* BEGIN Records provided *
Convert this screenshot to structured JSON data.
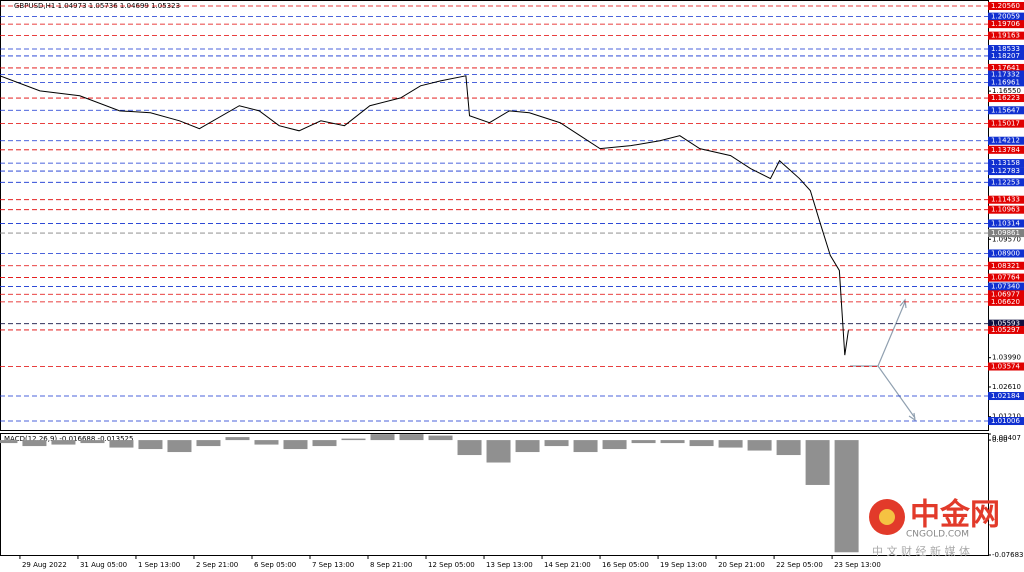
{
  "chart_data": [
    {
      "type": "line",
      "title": "GBPUSD,H1  1.04973 1.05736 1.04699 1.05323",
      "x": [
        -11,
        11,
        33,
        55,
        72,
        88,
        99,
        121,
        132,
        143,
        154,
        166,
        179,
        193,
        210,
        221,
        232,
        246,
        248,
        259,
        270,
        281,
        298,
        309,
        320,
        337,
        353,
        364,
        375,
        392,
        403,
        414,
        419,
        430,
        436,
        441,
        447,
        452,
        455,
        457
      ],
      "series": [
        {
          "color": "#000000",
          "values": [
            1.1727,
            1.1656,
            1.1633,
            1.1562,
            1.1553,
            1.1515,
            1.1478,
            1.1586,
            1.1562,
            1.1492,
            1.1468,
            1.1515,
            1.1492,
            1.1586,
            1.1623,
            1.168,
            1.1703,
            1.1727,
            1.1539,
            1.1506,
            1.1562,
            1.1553,
            1.1506,
            1.1445,
            1.1384,
            1.1398,
            1.1421,
            1.1445,
            1.1384,
            1.1351,
            1.129,
            1.1243,
            1.1327,
            1.1243,
            1.1186,
            1.1045,
            1.0881,
            1.081,
            1.0411,
            1.0528
          ]
        }
      ],
      "xlim": [
        -11,
        534
      ],
      "xticks": [
        {
          "value": 0,
          "label": "29 Aug 2022"
        },
        {
          "value": 32,
          "label": "31 Aug 05:00"
        },
        {
          "value": 64,
          "label": "1 Sep 13:00"
        },
        {
          "value": 96,
          "label": "2 Sep 21:00"
        },
        {
          "value": 128,
          "label": "6 Sep 05:00"
        },
        {
          "value": 160,
          "label": "7 Sep 13:00"
        },
        {
          "value": 192,
          "label": "8 Sep 21:00"
        },
        {
          "value": 224,
          "label": "12 Sep 05:00"
        },
        {
          "value": 256,
          "label": "13 Sep 13:00"
        },
        {
          "value": 288,
          "label": "14 Sep 21:00"
        },
        {
          "value": 320,
          "label": "16 Sep 05:00"
        },
        {
          "value": 352,
          "label": "19 Sep 13:00"
        },
        {
          "value": 384,
          "label": "20 Sep 21:00"
        },
        {
          "value": 416,
          "label": "22 Sep 05:00"
        },
        {
          "value": 448,
          "label": "23 Sep 13:00"
        }
      ],
      "ylim": [
        1.00583,
        1.20795
      ],
      "yticks": [
        {
          "value": 1.1655,
          "label": "1.16550"
        },
        {
          "value": 1.0957,
          "label": "1.09570"
        },
        {
          "value": 1.0399,
          "label": "1.03990"
        },
        {
          "value": 1.0261,
          "label": "1.02610"
        },
        {
          "value": 1.0121,
          "label": "1.01210"
        }
      ],
      "levels": [
        {
          "value": 1.2056,
          "label": "1.20560",
          "color": "#e00000"
        },
        {
          "value": 1.20059,
          "label": "1.20059",
          "color": "#1030d0"
        },
        {
          "value": 1.19706,
          "label": "1.19706",
          "color": "#e00000"
        },
        {
          "value": 1.19163,
          "label": "1.19163",
          "color": "#e00000"
        },
        {
          "value": 1.18533,
          "label": "1.18533",
          "color": "#1030d0"
        },
        {
          "value": 1.18207,
          "label": "1.18207",
          "color": "#1030d0"
        },
        {
          "value": 1.17641,
          "label": "1.17641",
          "color": "#e00000"
        },
        {
          "value": 1.17332,
          "label": "1.17332",
          "color": "#1030d0"
        },
        {
          "value": 1.16961,
          "label": "1.16961",
          "color": "#1030d0"
        },
        {
          "value": 1.16223,
          "label": "1.16223",
          "color": "#e00000"
        },
        {
          "value": 1.15647,
          "label": "1.15647",
          "color": "#1030d0"
        },
        {
          "value": 1.15017,
          "label": "1.15017",
          "color": "#e00000"
        },
        {
          "value": 1.14212,
          "label": "1.14212",
          "color": "#1030d0"
        },
        {
          "value": 1.13784,
          "label": "1.13784",
          "color": "#e00000"
        },
        {
          "value": 1.13158,
          "label": "1.13158",
          "color": "#1030d0"
        },
        {
          "value": 1.12783,
          "label": "1.12783",
          "color": "#1030d0"
        },
        {
          "value": 1.12253,
          "label": "1.12253",
          "color": "#1030d0"
        },
        {
          "value": 1.11433,
          "label": "1.11433",
          "color": "#e00000"
        },
        {
          "value": 1.10963,
          "label": "1.10963",
          "color": "#e00000"
        },
        {
          "value": 1.10314,
          "label": "1.10314",
          "color": "#1030d0"
        },
        {
          "value": 1.09861,
          "label": "1.09861",
          "color": "#808080"
        },
        {
          "value": 1.089,
          "label": "1.08900",
          "color": "#1030d0"
        },
        {
          "value": 1.08321,
          "label": "1.08321",
          "color": "#e00000"
        },
        {
          "value": 1.07764,
          "label": "1.07764",
          "color": "#e00000"
        },
        {
          "value": 1.0734,
          "label": "1.07340",
          "color": "#1030d0"
        },
        {
          "value": 1.06977,
          "label": "1.06977",
          "color": "#e00000"
        },
        {
          "value": 1.0662,
          "label": "1.06620",
          "color": "#e00000"
        },
        {
          "value": 1.05593,
          "label": "1.05593",
          "color": "#101040"
        },
        {
          "value": 1.05297,
          "label": "1.05297",
          "color": "#e00000"
        },
        {
          "value": 1.03574,
          "label": "1.03574",
          "color": "#e00000"
        },
        {
          "value": 1.02184,
          "label": "1.02184",
          "color": "#1030d0"
        },
        {
          "value": 1.01006,
          "label": "1.01006",
          "color": "#1030d0"
        }
      ]
    },
    {
      "type": "bar",
      "title": "MACD(12,26,9) -0.016688 -0.013525",
      "color": "#909090",
      "x": [
        -8,
        8,
        24,
        40,
        56,
        72,
        88,
        104,
        120,
        136,
        152,
        168,
        184,
        200,
        216,
        232,
        248,
        264,
        280,
        296,
        312,
        328,
        344,
        360,
        376,
        392,
        408,
        424,
        440,
        456
      ],
      "values": [
        -0.002,
        -0.004,
        -0.003,
        -0.002,
        -0.005,
        -0.006,
        -0.008,
        -0.004,
        0.002,
        -0.003,
        -0.006,
        -0.004,
        0.001,
        0.004,
        0.004,
        0.003,
        -0.01,
        -0.015,
        -0.008,
        -0.004,
        -0.008,
        -0.006,
        -0.002,
        -0.002,
        -0.004,
        -0.005,
        -0.007,
        -0.01,
        -0.03,
        -0.075
      ],
      "ylim": [
        -0.07683,
        0.00407
      ],
      "yticks": [
        {
          "value": 0.00407,
          "label": "0.00407"
        },
        {
          "value": 0,
          "label": "0.00"
        },
        {
          "value": -0.07683,
          "label": "-0.07683"
        }
      ]
    }
  ],
  "watermark": {
    "name": "中金网",
    "site": "CNGOLD.COM",
    "slogan": "中 文 财 经 新 媒 体"
  }
}
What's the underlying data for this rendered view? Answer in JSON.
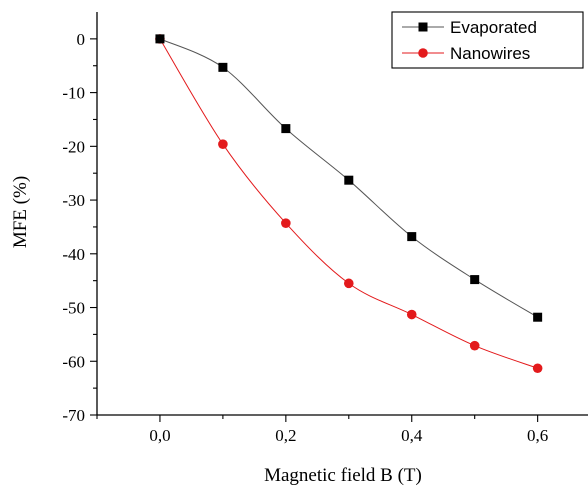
{
  "chart_data": {
    "type": "line",
    "xlabel": "Magnetic field B (T)",
    "ylabel": "MFE (%)",
    "xlim": [
      -0.1,
      0.68
    ],
    "ylim": [
      -70,
      5
    ],
    "x_ticks": [
      0.0,
      0.2,
      0.4,
      0.6
    ],
    "x_tick_labels": [
      "0,0",
      "0,2",
      "0,4",
      "0,6"
    ],
    "x_minor_ticks": [
      -0.1,
      0.1,
      0.3,
      0.5
    ],
    "y_ticks": [
      0,
      -10,
      -20,
      -30,
      -40,
      -50,
      -60,
      -70
    ],
    "y_tick_labels": [
      "0",
      "-10",
      "-20",
      "-30",
      "-40",
      "-50",
      "-60",
      "-70"
    ],
    "grid": false,
    "legend_position": "top-right",
    "x": [
      0.0,
      0.1,
      0.2,
      0.3,
      0.4,
      0.5,
      0.6
    ],
    "series": [
      {
        "name": "Evaporated",
        "marker": "square",
        "color": "#000000",
        "line_color": "#555555",
        "values": [
          0,
          -5.3,
          -16.7,
          -26.3,
          -36.8,
          -44.8,
          -51.8
        ]
      },
      {
        "name": "Nanowires",
        "marker": "circle",
        "color": "#e31a1c",
        "line_color": "#e31a1c",
        "values": [
          0,
          -19.6,
          -34.3,
          -45.5,
          -51.3,
          -57.1,
          -61.3
        ]
      }
    ]
  }
}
* END Records provided *
**What you should do:** Scan the entries above and work out how many lines include the word "JSON"; the reply is that number alone.

**Answer to this exercise:** 2